**WRITTEN INSTRUCTION:**
Reproduce every record exactly as it appears, but not the pictures.

START TASK INPUTS

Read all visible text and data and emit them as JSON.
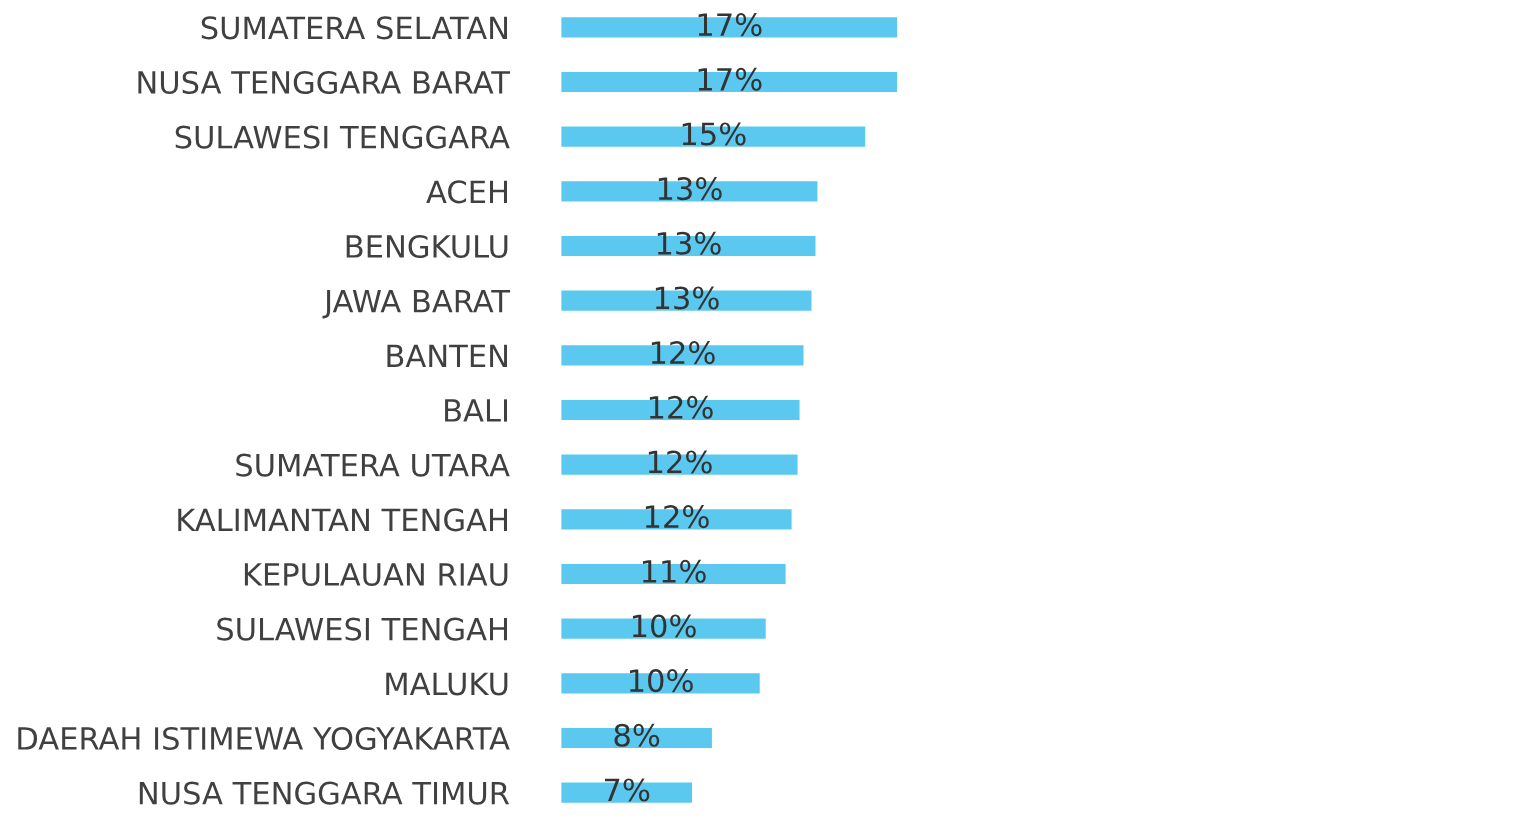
{
  "chart_data": {
    "type": "bar",
    "orientation": "horizontal",
    "categories": [
      "SUMATERA SELATAN",
      "NUSA TENGGARA BARAT",
      "SULAWESI TENGGARA",
      "ACEH",
      "BENGKULU",
      "JAWA BARAT",
      "BANTEN",
      "BALI",
      "SUMATERA UTARA",
      "KALIMANTAN TENGAH",
      "KEPULAUAN RIAU",
      "SULAWESI TENGAH",
      "MALUKU",
      "DAERAH ISTIMEWA YOGYAKARTA",
      "NUSA TENGGARA TIMUR"
    ],
    "values": [
      17.0,
      17.0,
      15.4,
      13.0,
      12.9,
      12.7,
      12.3,
      12.1,
      12.0,
      11.7,
      11.4,
      10.4,
      10.1,
      7.7,
      6.7
    ],
    "value_labels": [
      "17%",
      "17%",
      "15%",
      "13%",
      "13%",
      "13%",
      "12%",
      "12%",
      "12%",
      "12%",
      "11%",
      "10%",
      "10%",
      "8%",
      "7%"
    ],
    "color": "#5bc8ef"
  }
}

END TASK INPUTS

**FINAL RESULT:**
Read all visible text and data and emit them as JSON.
{
  "chart_data": {
    "type": "bar",
    "orientation": "horizontal",
    "categories": [
      "SUMATERA SELATAN",
      "NUSA TENGGARA BARAT",
      "SULAWESI TENGGARA",
      "ACEH",
      "BENGKULU",
      "JAWA BARAT",
      "BANTEN",
      "BALI",
      "SUMATERA UTARA",
      "KALIMANTAN TENGAH",
      "KEPULAUAN RIAU",
      "SULAWESI TENGAH",
      "MALUKU",
      "DAERAH ISTIMEWA YOGYAKARTA",
      "NUSA TENGGARA TIMUR"
    ],
    "values": [
      17.0,
      17.0,
      15.4,
      13.0,
      12.9,
      12.7,
      12.3,
      12.1,
      12.0,
      11.7,
      11.4,
      10.4,
      10.1,
      7.7,
      6.7
    ],
    "value_labels": [
      "17%",
      "17%",
      "15%",
      "13%",
      "13%",
      "13%",
      "12%",
      "12%",
      "12%",
      "12%",
      "11%",
      "10%",
      "10%",
      "8%",
      "7%"
    ],
    "color": "#5bc8ef"
  }
}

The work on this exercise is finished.